Dataset items
# # # #
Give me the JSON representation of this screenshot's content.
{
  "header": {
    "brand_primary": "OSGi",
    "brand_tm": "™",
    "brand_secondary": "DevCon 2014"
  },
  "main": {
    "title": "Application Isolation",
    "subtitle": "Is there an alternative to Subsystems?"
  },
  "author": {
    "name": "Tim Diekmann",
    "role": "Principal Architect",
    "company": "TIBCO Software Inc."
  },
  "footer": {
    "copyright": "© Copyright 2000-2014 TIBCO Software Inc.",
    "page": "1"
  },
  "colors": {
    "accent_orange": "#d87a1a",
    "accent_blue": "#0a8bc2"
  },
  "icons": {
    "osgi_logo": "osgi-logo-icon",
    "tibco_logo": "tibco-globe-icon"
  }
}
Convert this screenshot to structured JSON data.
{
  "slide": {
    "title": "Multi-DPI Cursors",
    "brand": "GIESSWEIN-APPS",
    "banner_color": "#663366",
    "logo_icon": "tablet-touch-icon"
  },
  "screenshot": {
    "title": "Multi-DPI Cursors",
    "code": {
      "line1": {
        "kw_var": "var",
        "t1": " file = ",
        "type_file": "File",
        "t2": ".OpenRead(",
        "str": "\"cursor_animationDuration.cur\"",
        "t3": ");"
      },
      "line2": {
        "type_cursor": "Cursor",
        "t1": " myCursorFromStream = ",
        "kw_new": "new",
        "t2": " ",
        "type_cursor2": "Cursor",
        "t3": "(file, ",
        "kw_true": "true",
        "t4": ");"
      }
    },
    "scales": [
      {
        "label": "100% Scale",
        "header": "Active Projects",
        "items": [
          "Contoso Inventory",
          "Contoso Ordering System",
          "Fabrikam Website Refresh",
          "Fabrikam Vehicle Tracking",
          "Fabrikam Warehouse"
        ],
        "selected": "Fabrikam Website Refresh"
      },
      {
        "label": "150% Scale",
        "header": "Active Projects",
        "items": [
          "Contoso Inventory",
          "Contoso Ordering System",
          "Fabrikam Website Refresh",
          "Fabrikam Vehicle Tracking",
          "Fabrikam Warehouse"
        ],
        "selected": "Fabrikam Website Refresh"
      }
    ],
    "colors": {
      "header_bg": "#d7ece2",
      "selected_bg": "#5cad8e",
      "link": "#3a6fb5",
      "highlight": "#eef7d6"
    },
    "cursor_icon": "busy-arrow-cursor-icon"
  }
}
# # # #
In full and verbatim, repeat the records given above.

Give me the JSON representation of this screenshot's content.
{
  "header": {
    "brand_primary": "OSGi",
    "brand_tm": "™",
    "brand_secondary": "DevCon 2014"
  },
  "main": {
    "title": "Application Isolation",
    "subtitle": "Is there an alternative to Subsystems?"
  },
  "author": {
    "name": "Tim Diekmann",
    "role": "Principal Architect",
    "company": "TIBCO Software Inc."
  },
  "footer": {
    "copyright": "© Copyright 2000-2014 TIBCO Software Inc.",
    "page": "1"
  },
  "colors": {
    "accent_orange": "#d87a1a",
    "accent_blue": "#0a8bc2"
  },
  "icons": {
    "osgi_logo": "osgi-logo-icon",
    "tibco_logo": "tibco-globe-icon"
  }
}
Convert this screenshot to structured JSON data.
{
  "slide": {
    "title": "Multi-DPI Cursors",
    "brand": "GIESSWEIN-APPS",
    "banner_color": "#663366",
    "logo_icon": "tablet-touch-icon"
  },
  "screenshot": {
    "title": "Multi-DPI Cursors",
    "code": {
      "line1": {
        "kw_var": "var",
        "t1": " file = ",
        "type_file": "File",
        "t2": ".OpenRead(",
        "str": "\"cursor_animationDuration.cur\"",
        "t3": ");"
      },
      "line2": {
        "type_cursor": "Cursor",
        "t1": " myCursorFromStream = ",
        "kw_new": "new",
        "t2": " ",
        "type_cursor2": "Cursor",
        "t3": "(file, ",
        "kw_true": "true",
        "t4": ");"
      }
    },
    "scales": [
      {
        "label": "100% Scale",
        "header": "Active Projects",
        "items": [
          "Contoso Inventory",
          "Contoso Ordering System",
          "Fabrikam Website Refresh",
          "Fabrikam Vehicle Tracking",
          "Fabrikam Warehouse"
        ],
        "selected": "Fabrikam Website Refresh"
      },
      {
        "label": "150% Scale",
        "header": "Active Projects",
        "items": [
          "Contoso Inventory",
          "Contoso Ordering System",
          "Fabrikam Website Refresh",
          "Fabrikam Vehicle Tracking",
          "Fabrikam Warehouse"
        ],
        "selected": "Fabrikam Website Refresh"
      }
    ],
    "colors": {
      "header_bg": "#d7ece2",
      "selected_bg": "#5cad8e",
      "link": "#3a6fb5",
      "highlight": "#eef7d6"
    },
    "cursor_icon": "busy-arrow-cursor-icon"
  }
}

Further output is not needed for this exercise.